"""

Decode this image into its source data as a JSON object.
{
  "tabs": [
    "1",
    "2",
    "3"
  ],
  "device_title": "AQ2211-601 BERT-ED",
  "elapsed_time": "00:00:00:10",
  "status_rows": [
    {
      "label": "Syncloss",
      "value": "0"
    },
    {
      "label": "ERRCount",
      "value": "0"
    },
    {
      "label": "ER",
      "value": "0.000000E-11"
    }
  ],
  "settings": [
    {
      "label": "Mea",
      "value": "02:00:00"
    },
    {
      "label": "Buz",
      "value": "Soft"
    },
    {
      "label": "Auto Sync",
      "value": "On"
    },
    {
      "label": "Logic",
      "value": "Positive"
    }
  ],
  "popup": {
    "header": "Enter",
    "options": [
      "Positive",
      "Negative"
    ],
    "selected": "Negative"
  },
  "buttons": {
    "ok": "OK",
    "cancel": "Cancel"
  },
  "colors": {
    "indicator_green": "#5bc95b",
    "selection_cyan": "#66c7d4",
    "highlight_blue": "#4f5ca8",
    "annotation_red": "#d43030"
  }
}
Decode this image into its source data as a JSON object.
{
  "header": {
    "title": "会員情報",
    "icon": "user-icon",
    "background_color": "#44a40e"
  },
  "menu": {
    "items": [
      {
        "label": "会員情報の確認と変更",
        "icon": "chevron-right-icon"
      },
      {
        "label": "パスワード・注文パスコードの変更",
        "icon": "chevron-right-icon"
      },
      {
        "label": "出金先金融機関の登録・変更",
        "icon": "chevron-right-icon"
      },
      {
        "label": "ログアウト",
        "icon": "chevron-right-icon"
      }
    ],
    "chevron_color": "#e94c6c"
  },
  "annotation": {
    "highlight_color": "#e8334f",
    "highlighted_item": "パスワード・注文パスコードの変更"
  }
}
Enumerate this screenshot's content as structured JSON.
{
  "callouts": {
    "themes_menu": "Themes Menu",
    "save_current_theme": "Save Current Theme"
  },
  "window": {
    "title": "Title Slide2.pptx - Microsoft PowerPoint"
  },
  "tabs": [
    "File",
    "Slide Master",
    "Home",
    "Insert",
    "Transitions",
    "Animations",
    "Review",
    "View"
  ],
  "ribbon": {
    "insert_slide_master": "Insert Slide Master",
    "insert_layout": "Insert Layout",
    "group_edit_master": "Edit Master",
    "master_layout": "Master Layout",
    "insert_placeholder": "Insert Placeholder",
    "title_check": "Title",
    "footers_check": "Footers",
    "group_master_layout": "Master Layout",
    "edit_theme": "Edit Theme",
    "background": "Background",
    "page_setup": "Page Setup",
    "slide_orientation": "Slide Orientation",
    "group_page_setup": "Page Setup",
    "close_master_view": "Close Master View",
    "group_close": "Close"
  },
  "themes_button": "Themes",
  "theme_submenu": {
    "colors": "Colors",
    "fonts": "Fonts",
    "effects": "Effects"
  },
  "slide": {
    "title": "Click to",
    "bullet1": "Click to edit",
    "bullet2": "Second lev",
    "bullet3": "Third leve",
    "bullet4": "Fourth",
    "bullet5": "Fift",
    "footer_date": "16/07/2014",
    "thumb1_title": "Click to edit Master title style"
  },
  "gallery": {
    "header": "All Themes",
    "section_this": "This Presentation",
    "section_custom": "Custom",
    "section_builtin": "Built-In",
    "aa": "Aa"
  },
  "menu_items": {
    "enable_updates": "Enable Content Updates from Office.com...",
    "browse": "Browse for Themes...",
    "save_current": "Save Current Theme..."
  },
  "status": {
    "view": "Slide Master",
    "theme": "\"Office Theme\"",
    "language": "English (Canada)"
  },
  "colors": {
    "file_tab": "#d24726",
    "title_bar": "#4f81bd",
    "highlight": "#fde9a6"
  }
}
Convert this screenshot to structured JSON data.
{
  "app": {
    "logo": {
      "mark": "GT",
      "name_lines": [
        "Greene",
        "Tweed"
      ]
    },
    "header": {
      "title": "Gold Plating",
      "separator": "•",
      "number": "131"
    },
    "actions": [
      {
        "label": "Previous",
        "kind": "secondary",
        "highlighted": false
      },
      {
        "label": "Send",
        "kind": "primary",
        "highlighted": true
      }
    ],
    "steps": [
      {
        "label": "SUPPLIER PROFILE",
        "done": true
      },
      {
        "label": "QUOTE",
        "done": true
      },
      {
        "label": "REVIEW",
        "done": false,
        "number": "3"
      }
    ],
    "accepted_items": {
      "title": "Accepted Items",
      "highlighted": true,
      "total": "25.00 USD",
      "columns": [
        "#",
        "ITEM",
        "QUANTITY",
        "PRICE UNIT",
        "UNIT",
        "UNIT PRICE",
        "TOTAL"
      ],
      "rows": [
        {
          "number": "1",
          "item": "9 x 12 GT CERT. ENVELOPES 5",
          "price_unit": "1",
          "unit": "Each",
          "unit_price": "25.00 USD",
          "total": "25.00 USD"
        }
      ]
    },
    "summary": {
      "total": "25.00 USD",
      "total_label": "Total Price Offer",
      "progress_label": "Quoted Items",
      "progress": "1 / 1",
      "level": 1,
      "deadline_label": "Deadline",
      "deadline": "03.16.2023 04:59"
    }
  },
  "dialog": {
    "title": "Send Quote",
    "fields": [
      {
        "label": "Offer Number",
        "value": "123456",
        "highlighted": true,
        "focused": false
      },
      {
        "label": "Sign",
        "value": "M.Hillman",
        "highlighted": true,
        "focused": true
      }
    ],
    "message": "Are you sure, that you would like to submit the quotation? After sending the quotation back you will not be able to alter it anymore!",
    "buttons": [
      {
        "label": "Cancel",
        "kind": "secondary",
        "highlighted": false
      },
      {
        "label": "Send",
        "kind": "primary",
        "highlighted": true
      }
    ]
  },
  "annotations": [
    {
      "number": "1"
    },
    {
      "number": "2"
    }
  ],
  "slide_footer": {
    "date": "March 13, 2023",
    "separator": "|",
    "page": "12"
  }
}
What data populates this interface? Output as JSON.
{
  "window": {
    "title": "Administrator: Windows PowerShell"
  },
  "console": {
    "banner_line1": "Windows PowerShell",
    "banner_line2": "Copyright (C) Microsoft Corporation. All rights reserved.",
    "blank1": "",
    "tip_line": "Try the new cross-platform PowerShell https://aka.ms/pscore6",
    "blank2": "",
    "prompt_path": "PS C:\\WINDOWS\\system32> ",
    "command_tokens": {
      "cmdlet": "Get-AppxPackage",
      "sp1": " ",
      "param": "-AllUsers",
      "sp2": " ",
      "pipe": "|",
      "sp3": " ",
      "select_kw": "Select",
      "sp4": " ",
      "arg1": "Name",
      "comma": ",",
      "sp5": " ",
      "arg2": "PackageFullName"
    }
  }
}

"""

Your objective:
Every record shown above must be echoed exactly.

Finished exercise:
Decode this image into its source data as a JSON object.
{
  "tabs": [
    "1",
    "2",
    "3"
  ],
  "device_title": "AQ2211-601 BERT-ED",
  "elapsed_time": "00:00:00:10",
  "status_rows": [
    {
      "label": "Syncloss",
      "value": "0"
    },
    {
      "label": "ERRCount",
      "value": "0"
    },
    {
      "label": "ER",
      "value": "0.000000E-11"
    }
  ],
  "settings": [
    {
      "label": "Mea",
      "value": "02:00:00"
    },
    {
      "label": "Buz",
      "value": "Soft"
    },
    {
      "label": "Auto Sync",
      "value": "On"
    },
    {
      "label": "Logic",
      "value": "Positive"
    }
  ],
  "popup": {
    "header": "Enter",
    "options": [
      "Positive",
      "Negative"
    ],
    "selected": "Negative"
  },
  "buttons": {
    "ok": "OK",
    "cancel": "Cancel"
  },
  "colors": {
    "indicator_green": "#5bc95b",
    "selection_cyan": "#66c7d4",
    "highlight_blue": "#4f5ca8",
    "annotation_red": "#d43030"
  }
}
Decode this image into its source data as a JSON object.
{
  "header": {
    "title": "会員情報",
    "icon": "user-icon",
    "background_color": "#44a40e"
  },
  "menu": {
    "items": [
      {
        "label": "会員情報の確認と変更",
        "icon": "chevron-right-icon"
      },
      {
        "label": "パスワード・注文パスコードの変更",
        "icon": "chevron-right-icon"
      },
      {
        "label": "出金先金融機関の登録・変更",
        "icon": "chevron-right-icon"
      },
      {
        "label": "ログアウト",
        "icon": "chevron-right-icon"
      }
    ],
    "chevron_color": "#e94c6c"
  },
  "annotation": {
    "highlight_color": "#e8334f",
    "highlighted_item": "パスワード・注文パスコードの変更"
  }
}
Enumerate this screenshot's content as structured JSON.
{
  "callouts": {
    "themes_menu": "Themes Menu",
    "save_current_theme": "Save Current Theme"
  },
  "window": {
    "title": "Title Slide2.pptx - Microsoft PowerPoint"
  },
  "tabs": [
    "File",
    "Slide Master",
    "Home",
    "Insert",
    "Transitions",
    "Animations",
    "Review",
    "View"
  ],
  "ribbon": {
    "insert_slide_master": "Insert Slide Master",
    "insert_layout": "Insert Layout",
    "group_edit_master": "Edit Master",
    "master_layout": "Master Layout",
    "insert_placeholder": "Insert Placeholder",
    "title_check": "Title",
    "footers_check": "Footers",
    "group_master_layout": "Master Layout",
    "edit_theme": "Edit Theme",
    "background": "Background",
    "page_setup": "Page Setup",
    "slide_orientation": "Slide Orientation",
    "group_page_setup": "Page Setup",
    "close_master_view": "Close Master View",
    "group_close": "Close"
  },
  "themes_button": "Themes",
  "theme_submenu": {
    "colors": "Colors",
    "fonts": "Fonts",
    "effects": "Effects"
  },
  "slide": {
    "title": "Click to",
    "bullet1": "Click to edit",
    "bullet2": "Second lev",
    "bullet3": "Third leve",
    "bullet4": "Fourth",
    "bullet5": "Fift",
    "footer_date": "16/07/2014",
    "thumb1_title": "Click to edit Master title style"
  },
  "gallery": {
    "header": "All Themes",
    "section_this": "This Presentation",
    "section_custom": "Custom",
    "section_builtin": "Built-In",
    "aa": "Aa"
  },
  "menu_items": {
    "enable_updates": "Enable Content Updates from Office.com...",
    "browse": "Browse for Themes...",
    "save_current": "Save Current Theme..."
  },
  "status": {
    "view": "Slide Master",
    "theme": "\"Office Theme\"",
    "language": "English (Canada)"
  },
  "colors": {
    "file_tab": "#d24726",
    "title_bar": "#4f81bd",
    "highlight": "#fde9a6"
  }
}
Convert this screenshot to structured JSON data.
{
  "app": {
    "logo": {
      "mark": "GT",
      "name_lines": [
        "Greene",
        "Tweed"
      ]
    },
    "header": {
      "title": "Gold Plating",
      "separator": "•",
      "number": "131"
    },
    "actions": [
      {
        "label": "Previous",
        "kind": "secondary",
        "highlighted": false
      },
      {
        "label": "Send",
        "kind": "primary",
        "highlighted": true
      }
    ],
    "steps": [
      {
        "label": "SUPPLIER PROFILE",
        "done": true
      },
      {
        "label": "QUOTE",
        "done": true
      },
      {
        "label": "REVIEW",
        "done": false,
        "number": "3"
      }
    ],
    "accepted_items": {
      "title": "Accepted Items",
      "highlighted": true,
      "total": "25.00 USD",
      "columns": [
        "#",
        "ITEM",
        "QUANTITY",
        "PRICE UNIT",
        "UNIT",
        "UNIT PRICE",
        "TOTAL"
      ],
      "rows": [
        {
          "number": "1",
          "item": "9 x 12 GT CERT. ENVELOPES 5",
          "price_unit": "1",
          "unit": "Each",
          "unit_price": "25.00 USD",
          "total": "25.00 USD"
        }
      ]
    },
    "summary": {
      "total": "25.00 USD",
      "total_label": "Total Price Offer",
      "progress_label": "Quoted Items",
      "progress": "1 / 1",
      "level": 1,
      "deadline_label": "Deadline",
      "deadline": "03.16.2023 04:59"
    }
  },
  "dialog": {
    "title": "Send Quote",
    "fields": [
      {
        "label": "Offer Number",
        "value": "123456",
        "highlighted": true,
        "focused": false
      },
      {
        "label": "Sign",
        "value": "M.Hillman",
        "highlighted": true,
        "focused": true
      }
    ],
    "message": "Are you sure, that you would like to submit the quotation? After sending the quotation back you will not be able to alter it anymore!",
    "buttons": [
      {
        "label": "Cancel",
        "kind": "secondary",
        "highlighted": false
      },
      {
        "label": "Send",
        "kind": "primary",
        "highlighted": true
      }
    ]
  },
  "annotations": [
    {
      "number": "1"
    },
    {
      "number": "2"
    }
  ],
  "slide_footer": {
    "date": "March 13, 2023",
    "separator": "|",
    "page": "12"
  }
}
What data populates this interface? Output as JSON.
{
  "window": {
    "title": "Administrator: Windows PowerShell"
  },
  "console": {
    "banner_line1": "Windows PowerShell",
    "banner_line2": "Copyright (C) Microsoft Corporation. All rights reserved.",
    "blank1": "",
    "tip_line": "Try the new cross-platform PowerShell https://aka.ms/pscore6",
    "blank2": "",
    "prompt_path": "PS C:\\WINDOWS\\system32> ",
    "command_tokens": {
      "cmdlet": "Get-AppxPackage",
      "sp1": " ",
      "param": "-AllUsers",
      "sp2": " ",
      "pipe": "|",
      "sp3": " ",
      "select_kw": "Select",
      "sp4": " ",
      "arg1": "Name",
      "comma": ",",
      "sp5": " ",
      "arg2": "PackageFullName"
    }
  }
}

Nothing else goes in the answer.